• [Your instructions] Write the data out again exactly, dropping any images it holds.

• [Dataset rows]
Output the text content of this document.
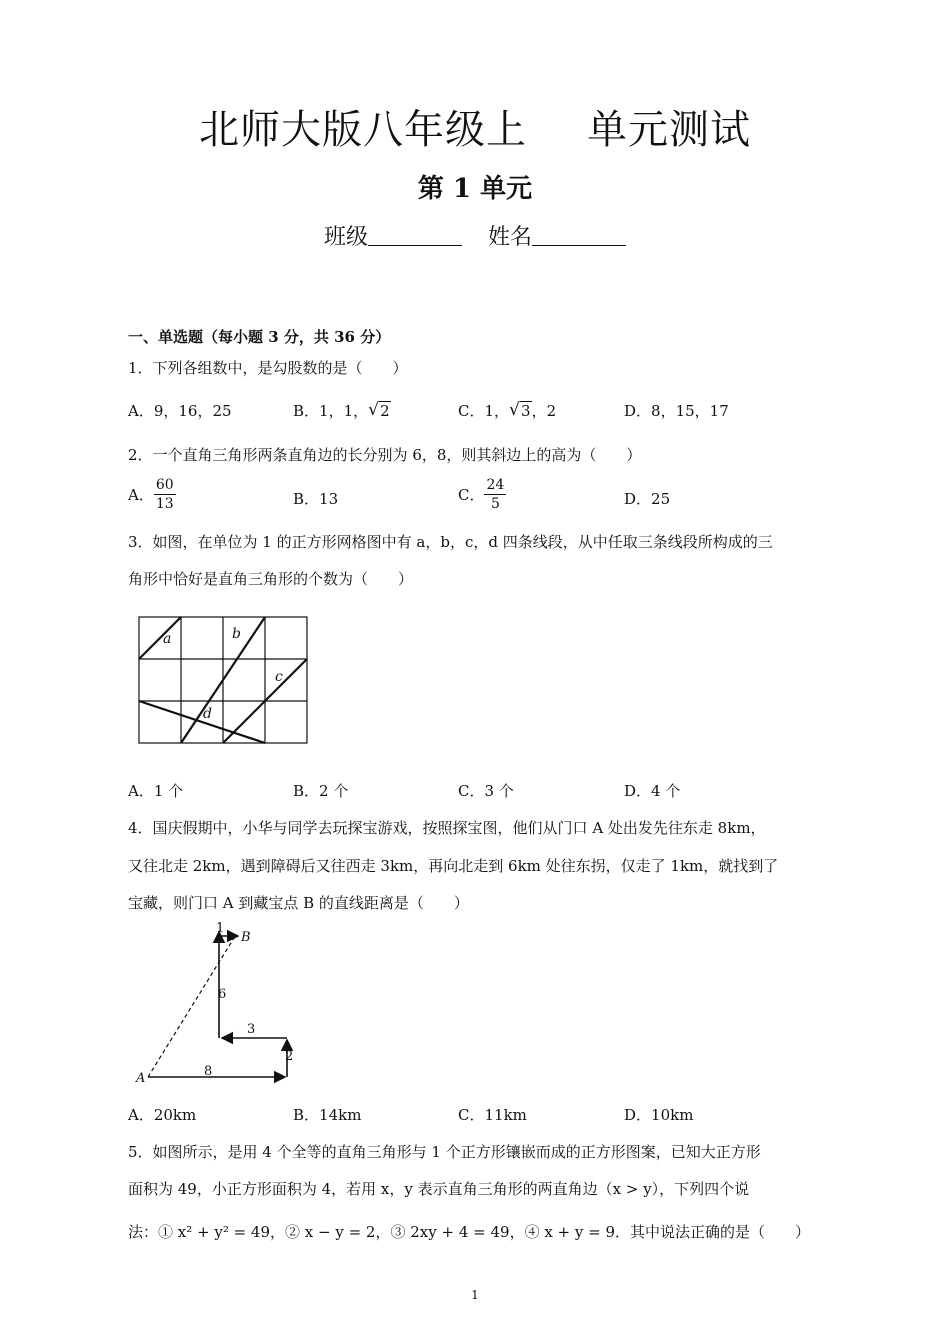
北师大版八年级上 单元测试
第 1 单元
班级	姓名
一、单选题（每小题 3 分，共 36 分）
1．下列各组数中，是勾股数的是（　　）
A．9，16，25	B．1，1， √ 2	C．1， √ 3，2	D．8，15，17
2．一个直角三角形两条直角边的长分别为 6，8，则其斜边上的高为（　　）
A． $\frac{60}{13}$	B．13	C． $\frac{24}{5}$	D．25
3．如图，在单位为 1 的正方形网格图中有 a，b，c，d 四条线段，从中任取三条线段所构成的三
角形中恰好是直角三角形的个数为（　　）
a	b
c
d
A．1 个	B．2 个	C．3 个	D．4 个
4．国庆假期中，小华与同学去玩探宝游戏，按照探宝图，他们从门口 A 处出发先往东走 8km，
又往北走 2km，遇到障碍后又往西走 3km，再向北走到 6km 处往东拐，仅走了 1km，就找到了
宝藏，则门口 A 到藏宝点 B 的直线距离是（　　）
A
B
8
2
3
6
1
A．20km	B．14km	C．11km	D．10km
5．如图所示，是用 4 个全等的直角三角形与 1 个正方形镶嵌而成的正方形图案，已知大正方形
面积为 49，小正方形面积为 4，若用 x，y 表示直角三角形的两直角边（x > y），下列四个说
法：① x² + y² = 49，② x − y = 2，③ 2xy + 4 = 49，④ x + y = 9．其中说法正确的是（　　）
1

• [Response for this exercise]
Output the text content of this document.
北师大版八年级上 单元测试
第 1 单元
班级	姓名
一、单选题（每小题 3 分，共 36 分）
1．下列各组数中，是勾股数的是（　　）
A．9，16，25	B．1，1， √ 2	C．1， √ 3，2	D．8，15，17
2．一个直角三角形两条直角边的长分别为 6，8，则其斜边上的高为（　　）
A． $\frac{60}{13}$	B．13	C． $\frac{24}{5}$	D．25
3．如图，在单位为 1 的正方形网格图中有 a，b，c，d 四条线段，从中任取三条线段所构成的三
角形中恰好是直角三角形的个数为（　　）
a	b
c
d
A．1 个	B．2 个	C．3 个	D．4 个
4．国庆假期中，小华与同学去玩探宝游戏，按照探宝图，他们从门口 A 处出发先往东走 8km，
又往北走 2km，遇到障碍后又往西走 3km，再向北走到 6km 处往东拐，仅走了 1km，就找到了
宝藏，则门口 A 到藏宝点 B 的直线距离是（　　）
A
B
8
2
3
6
1
A．20km	B．14km	C．11km	D．10km
5．如图所示，是用 4 个全等的直角三角形与 1 个正方形镶嵌而成的正方形图案，已知大正方形
面积为 49，小正方形面积为 4，若用 x，y 表示直角三角形的两直角边（x > y），下列四个说
法：① x² + y² = 49，② x − y = 2，③ 2xy + 4 = 49，④ x + y = 9．其中说法正确的是（　　）
1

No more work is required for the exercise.